Your task is to output the data exactly as it stands.

*Extracted information*:
#####

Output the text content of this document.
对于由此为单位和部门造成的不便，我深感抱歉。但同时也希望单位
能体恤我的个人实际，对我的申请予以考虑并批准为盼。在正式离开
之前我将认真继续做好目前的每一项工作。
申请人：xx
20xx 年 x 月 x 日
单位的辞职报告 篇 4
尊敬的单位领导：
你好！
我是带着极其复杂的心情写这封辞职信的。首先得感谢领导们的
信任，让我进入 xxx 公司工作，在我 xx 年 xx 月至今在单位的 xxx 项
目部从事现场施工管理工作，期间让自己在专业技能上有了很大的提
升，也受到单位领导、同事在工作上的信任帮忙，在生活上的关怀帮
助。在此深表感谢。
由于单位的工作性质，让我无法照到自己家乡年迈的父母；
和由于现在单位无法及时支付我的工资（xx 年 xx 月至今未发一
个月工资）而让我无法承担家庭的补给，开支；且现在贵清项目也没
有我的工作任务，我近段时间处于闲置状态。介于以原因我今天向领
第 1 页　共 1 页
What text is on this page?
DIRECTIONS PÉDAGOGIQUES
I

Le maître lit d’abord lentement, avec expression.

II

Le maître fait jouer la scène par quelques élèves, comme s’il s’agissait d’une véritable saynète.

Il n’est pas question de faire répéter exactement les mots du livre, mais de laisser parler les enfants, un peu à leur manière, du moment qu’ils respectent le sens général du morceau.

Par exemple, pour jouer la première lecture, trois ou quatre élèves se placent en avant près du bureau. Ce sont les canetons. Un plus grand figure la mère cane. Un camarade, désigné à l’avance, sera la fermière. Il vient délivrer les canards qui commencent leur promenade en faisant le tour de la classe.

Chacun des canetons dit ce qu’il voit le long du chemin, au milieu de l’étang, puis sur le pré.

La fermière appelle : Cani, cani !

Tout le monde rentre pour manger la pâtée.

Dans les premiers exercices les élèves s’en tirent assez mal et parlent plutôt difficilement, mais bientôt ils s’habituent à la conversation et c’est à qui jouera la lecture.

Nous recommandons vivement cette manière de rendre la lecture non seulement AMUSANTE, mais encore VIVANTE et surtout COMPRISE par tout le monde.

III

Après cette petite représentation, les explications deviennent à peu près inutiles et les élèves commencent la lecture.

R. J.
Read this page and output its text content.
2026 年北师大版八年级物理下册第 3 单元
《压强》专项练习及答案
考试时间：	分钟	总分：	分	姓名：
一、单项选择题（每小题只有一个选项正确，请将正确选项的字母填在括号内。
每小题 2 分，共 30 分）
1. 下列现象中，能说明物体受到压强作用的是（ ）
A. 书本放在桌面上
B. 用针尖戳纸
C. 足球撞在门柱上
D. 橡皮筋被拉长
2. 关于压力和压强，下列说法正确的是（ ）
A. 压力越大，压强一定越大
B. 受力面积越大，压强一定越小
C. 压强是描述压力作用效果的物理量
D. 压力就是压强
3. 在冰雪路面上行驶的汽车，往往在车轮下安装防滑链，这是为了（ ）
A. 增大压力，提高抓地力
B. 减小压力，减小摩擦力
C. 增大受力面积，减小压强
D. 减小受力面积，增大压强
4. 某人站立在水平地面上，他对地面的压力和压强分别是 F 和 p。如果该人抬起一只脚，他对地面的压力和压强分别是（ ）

#####

*Exercise answer*:
Output the text content of this document.
对于由此为单位和部门造成的不便，我深感抱歉。但同时也希望单位
能体恤我的个人实际，对我的申请予以考虑并批准为盼。在正式离开
之前我将认真继续做好目前的每一项工作。
申请人：xx
20xx 年 x 月 x 日
单位的辞职报告 篇 4
尊敬的单位领导：
你好！
我是带着极其复杂的心情写这封辞职信的。首先得感谢领导们的
信任，让我进入 xxx 公司工作，在我 xx 年 xx 月至今在单位的 xxx 项
目部从事现场施工管理工作，期间让自己在专业技能上有了很大的提
升，也受到单位领导、同事在工作上的信任帮忙，在生活上的关怀帮
助。在此深表感谢。
由于单位的工作性质，让我无法照到自己家乡年迈的父母；
和由于现在单位无法及时支付我的工资（xx 年 xx 月至今未发一
个月工资）而让我无法承担家庭的补给，开支；且现在贵清项目也没
有我的工作任务，我近段时间处于闲置状态。介于以原因我今天向领
第 1 页　共 1 页
What text is on this page?
DIRECTIONS PÉDAGOGIQUES
I

Le maître lit d’abord lentement, avec expression.

II

Le maître fait jouer la scène par quelques élèves, comme s’il s’agissait d’une véritable saynète.

Il n’est pas question de faire répéter exactement les mots du livre, mais de laisser parler les enfants, un peu à leur manière, du moment qu’ils respectent le sens général du morceau.

Par exemple, pour jouer la première lecture, trois ou quatre élèves se placent en avant près du bureau. Ce sont les canetons. Un plus grand figure la mère cane. Un camarade, désigné à l’avance, sera la fermière. Il vient délivrer les canards qui commencent leur promenade en faisant le tour de la classe.

Chacun des canetons dit ce qu’il voit le long du chemin, au milieu de l’étang, puis sur le pré.

La fermière appelle : Cani, cani !

Tout le monde rentre pour manger la pâtée.

Dans les premiers exercices les élèves s’en tirent assez mal et parlent plutôt difficilement, mais bientôt ils s’habituent à la conversation et c’est à qui jouera la lecture.

Nous recommandons vivement cette manière de rendre la lecture non seulement AMUSANTE, mais encore VIVANTE et surtout COMPRISE par tout le monde.

III

Après cette petite représentation, les explications deviennent à peu près inutiles et les élèves commencent la lecture.

R. J.
Read this page and output its text content.
2026 年北师大版八年级物理下册第 3 单元
《压强》专项练习及答案
考试时间：	分钟	总分：	分	姓名：
一、单项选择题（每小题只有一个选项正确，请将正确选项的字母填在括号内。
每小题 2 分，共 30 分）
1. 下列现象中，能说明物体受到压强作用的是（ ）
A. 书本放在桌面上
B. 用针尖戳纸
C. 足球撞在门柱上
D. 橡皮筋被拉长
2. 关于压力和压强，下列说法正确的是（ ）
A. 压力越大，压强一定越大
B. 受力面积越大，压强一定越小
C. 压强是描述压力作用效果的物理量
D. 压力就是压强
3. 在冰雪路面上行驶的汽车，往往在车轮下安装防滑链，这是为了（ ）
A. 增大压力，提高抓地力
B. 减小压力，减小摩擦力
C. 增大受力面积，减小压强
D. 减小受力面积，增大压强
4. 某人站立在水平地面上，他对地面的压力和压强分别是 F 和 p。如果该人抬起一只脚，他对地面的压力和压强分别是（ ）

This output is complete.